(Data listing)

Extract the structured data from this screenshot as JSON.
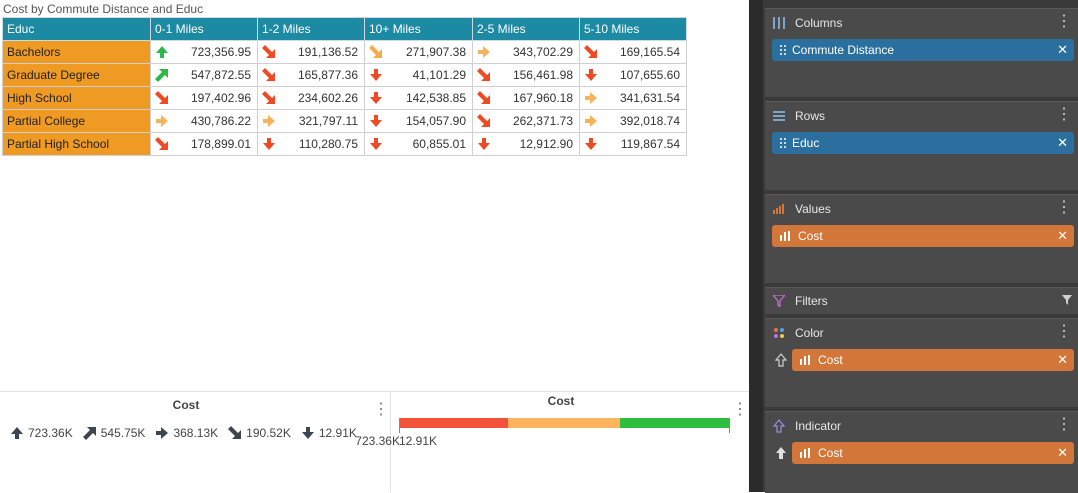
{
  "report": {
    "title": "Cost by Commute Distance and Educ",
    "corner_header": "Educ",
    "columns": [
      "0-1 Miles",
      "1-2 Miles",
      "10+ Miles",
      "2-5 Miles",
      "5-10 Miles"
    ],
    "rows": [
      {
        "label": "Bachelors",
        "cells": [
          {
            "value": "723,356.95",
            "arrow": "up"
          },
          {
            "value": "191,136.52",
            "arrow": "down-right"
          },
          {
            "value": "271,907.38",
            "arrow": "down-right-light"
          },
          {
            "value": "343,702.29",
            "arrow": "right"
          },
          {
            "value": "169,165.54",
            "arrow": "down-right"
          }
        ]
      },
      {
        "label": "Graduate Degree",
        "cells": [
          {
            "value": "547,872.55",
            "arrow": "up-right"
          },
          {
            "value": "165,877.36",
            "arrow": "down-right"
          },
          {
            "value": "41,101.29",
            "arrow": "down"
          },
          {
            "value": "156,461.98",
            "arrow": "down-right"
          },
          {
            "value": "107,655.60",
            "arrow": "down"
          }
        ]
      },
      {
        "label": "High School",
        "cells": [
          {
            "value": "197,402.96",
            "arrow": "down-right"
          },
          {
            "value": "234,602.26",
            "arrow": "down-right"
          },
          {
            "value": "142,538.85",
            "arrow": "down"
          },
          {
            "value": "167,960.18",
            "arrow": "down-right"
          },
          {
            "value": "341,631.54",
            "arrow": "right"
          }
        ]
      },
      {
        "label": "Partial College",
        "cells": [
          {
            "value": "430,786.22",
            "arrow": "right"
          },
          {
            "value": "321,797.11",
            "arrow": "right"
          },
          {
            "value": "154,057.90",
            "arrow": "down"
          },
          {
            "value": "262,371.73",
            "arrow": "down-right"
          },
          {
            "value": "392,018.74",
            "arrow": "right"
          }
        ]
      },
      {
        "label": "Partial High School",
        "cells": [
          {
            "value": "178,899.01",
            "arrow": "down-right"
          },
          {
            "value": "110,280.75",
            "arrow": "down"
          },
          {
            "value": "60,855.01",
            "arrow": "down"
          },
          {
            "value": "12,912.90",
            "arrow": "down"
          },
          {
            "value": "119,867.54",
            "arrow": "down"
          }
        ]
      }
    ]
  },
  "arrow_colors": {
    "up": "#2db84a",
    "up-right": "#2db84a",
    "right": "#f7b35a",
    "down-right-light": "#f7a94e",
    "down-right": "#f04a24",
    "down": "#f04a24"
  },
  "indicator_legend": {
    "title": "Cost",
    "items": [
      {
        "arrow": "up",
        "label": "723.36K"
      },
      {
        "arrow": "up-right",
        "label": "545.75K"
      },
      {
        "arrow": "right",
        "label": "368.13K"
      },
      {
        "arrow": "down-right",
        "label": "190.52K"
      },
      {
        "arrow": "down",
        "label": "12.91K"
      }
    ]
  },
  "color_legend": {
    "title": "Cost",
    "min": "12.91K",
    "max": "723.36K",
    "bands": [
      {
        "color": "#f4523a",
        "fraction": 0.33
      },
      {
        "color": "#ffb35c",
        "fraction": 0.34
      },
      {
        "color": "#2ebd3f",
        "fraction": 0.33
      }
    ]
  },
  "fields_panel": {
    "columns": {
      "label": "Columns",
      "pill": "Commute Distance"
    },
    "rows": {
      "label": "Rows",
      "pill": "Educ"
    },
    "values": {
      "label": "Values",
      "pill": "Cost"
    },
    "filters": {
      "label": "Filters"
    },
    "color": {
      "label": "Color",
      "pill": "Cost"
    },
    "indicator": {
      "label": "Indicator",
      "pill": "Cost"
    }
  }
}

[What you need to do]:
Tally up how many lines in the preceding listing contain the word "High". Give nothing but the number.

[Problem solution]:
2